Task instructions:
Without changing anything, output the records below.

[Source data]
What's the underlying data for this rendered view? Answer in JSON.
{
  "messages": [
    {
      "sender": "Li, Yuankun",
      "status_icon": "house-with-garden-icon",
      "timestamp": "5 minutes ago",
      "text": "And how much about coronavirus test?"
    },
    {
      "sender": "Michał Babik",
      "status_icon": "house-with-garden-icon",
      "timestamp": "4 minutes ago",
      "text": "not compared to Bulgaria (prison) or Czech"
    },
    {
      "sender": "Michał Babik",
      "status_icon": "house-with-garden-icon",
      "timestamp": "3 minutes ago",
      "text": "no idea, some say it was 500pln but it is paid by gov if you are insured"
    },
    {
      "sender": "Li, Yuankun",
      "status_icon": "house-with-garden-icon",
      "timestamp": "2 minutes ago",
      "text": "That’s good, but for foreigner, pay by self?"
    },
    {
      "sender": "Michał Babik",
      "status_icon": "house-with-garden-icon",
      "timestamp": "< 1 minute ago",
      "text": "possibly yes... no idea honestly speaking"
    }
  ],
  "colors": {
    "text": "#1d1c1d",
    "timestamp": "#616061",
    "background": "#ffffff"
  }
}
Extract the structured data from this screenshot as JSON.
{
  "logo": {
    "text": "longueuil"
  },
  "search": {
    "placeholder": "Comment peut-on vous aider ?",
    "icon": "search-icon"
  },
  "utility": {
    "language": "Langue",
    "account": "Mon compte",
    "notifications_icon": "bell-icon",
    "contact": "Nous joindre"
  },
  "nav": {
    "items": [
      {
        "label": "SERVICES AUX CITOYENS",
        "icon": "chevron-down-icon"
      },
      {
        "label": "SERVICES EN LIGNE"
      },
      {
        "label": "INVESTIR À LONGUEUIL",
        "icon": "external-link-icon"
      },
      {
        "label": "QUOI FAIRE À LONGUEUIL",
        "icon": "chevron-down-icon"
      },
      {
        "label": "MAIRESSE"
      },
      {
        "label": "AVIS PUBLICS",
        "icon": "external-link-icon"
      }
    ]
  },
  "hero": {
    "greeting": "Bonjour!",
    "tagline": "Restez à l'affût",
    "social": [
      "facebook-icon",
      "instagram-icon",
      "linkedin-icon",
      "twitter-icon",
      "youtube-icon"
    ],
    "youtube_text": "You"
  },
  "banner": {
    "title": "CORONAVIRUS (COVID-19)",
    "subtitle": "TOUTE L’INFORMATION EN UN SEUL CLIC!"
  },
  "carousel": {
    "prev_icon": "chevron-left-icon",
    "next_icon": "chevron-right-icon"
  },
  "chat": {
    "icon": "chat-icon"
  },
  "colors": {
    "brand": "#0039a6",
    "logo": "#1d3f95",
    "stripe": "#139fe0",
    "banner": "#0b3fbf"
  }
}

Task answer:
What's the underlying data for this rendered view? Answer in JSON.
{
  "messages": [
    {
      "sender": "Li, Yuankun",
      "status_icon": "house-with-garden-icon",
      "timestamp": "5 minutes ago",
      "text": "And how much about coronavirus test?"
    },
    {
      "sender": "Michał Babik",
      "status_icon": "house-with-garden-icon",
      "timestamp": "4 minutes ago",
      "text": "not compared to Bulgaria (prison) or Czech"
    },
    {
      "sender": "Michał Babik",
      "status_icon": "house-with-garden-icon",
      "timestamp": "3 minutes ago",
      "text": "no idea, some say it was 500pln but it is paid by gov if you are insured"
    },
    {
      "sender": "Li, Yuankun",
      "status_icon": "house-with-garden-icon",
      "timestamp": "2 minutes ago",
      "text": "That’s good, but for foreigner, pay by self?"
    },
    {
      "sender": "Michał Babik",
      "status_icon": "house-with-garden-icon",
      "timestamp": "< 1 minute ago",
      "text": "possibly yes... no idea honestly speaking"
    }
  ],
  "colors": {
    "text": "#1d1c1d",
    "timestamp": "#616061",
    "background": "#ffffff"
  }
}
Extract the structured data from this screenshot as JSON.
{
  "logo": {
    "text": "longueuil"
  },
  "search": {
    "placeholder": "Comment peut-on vous aider ?",
    "icon": "search-icon"
  },
  "utility": {
    "language": "Langue",
    "account": "Mon compte",
    "notifications_icon": "bell-icon",
    "contact": "Nous joindre"
  },
  "nav": {
    "items": [
      {
        "label": "SERVICES AUX CITOYENS",
        "icon": "chevron-down-icon"
      },
      {
        "label": "SERVICES EN LIGNE"
      },
      {
        "label": "INVESTIR À LONGUEUIL",
        "icon": "external-link-icon"
      },
      {
        "label": "QUOI FAIRE À LONGUEUIL",
        "icon": "chevron-down-icon"
      },
      {
        "label": "MAIRESSE"
      },
      {
        "label": "AVIS PUBLICS",
        "icon": "external-link-icon"
      }
    ]
  },
  "hero": {
    "greeting": "Bonjour!",
    "tagline": "Restez à l'affût",
    "social": [
      "facebook-icon",
      "instagram-icon",
      "linkedin-icon",
      "twitter-icon",
      "youtube-icon"
    ],
    "youtube_text": "You"
  },
  "banner": {
    "title": "CORONAVIRUS (COVID-19)",
    "subtitle": "TOUTE L’INFORMATION EN UN SEUL CLIC!"
  },
  "carousel": {
    "prev_icon": "chevron-left-icon",
    "next_icon": "chevron-right-icon"
  },
  "chat": {
    "icon": "chat-icon"
  },
  "colors": {
    "brand": "#0039a6",
    "logo": "#1d3f95",
    "stripe": "#139fe0",
    "banner": "#0b3fbf"
  }
}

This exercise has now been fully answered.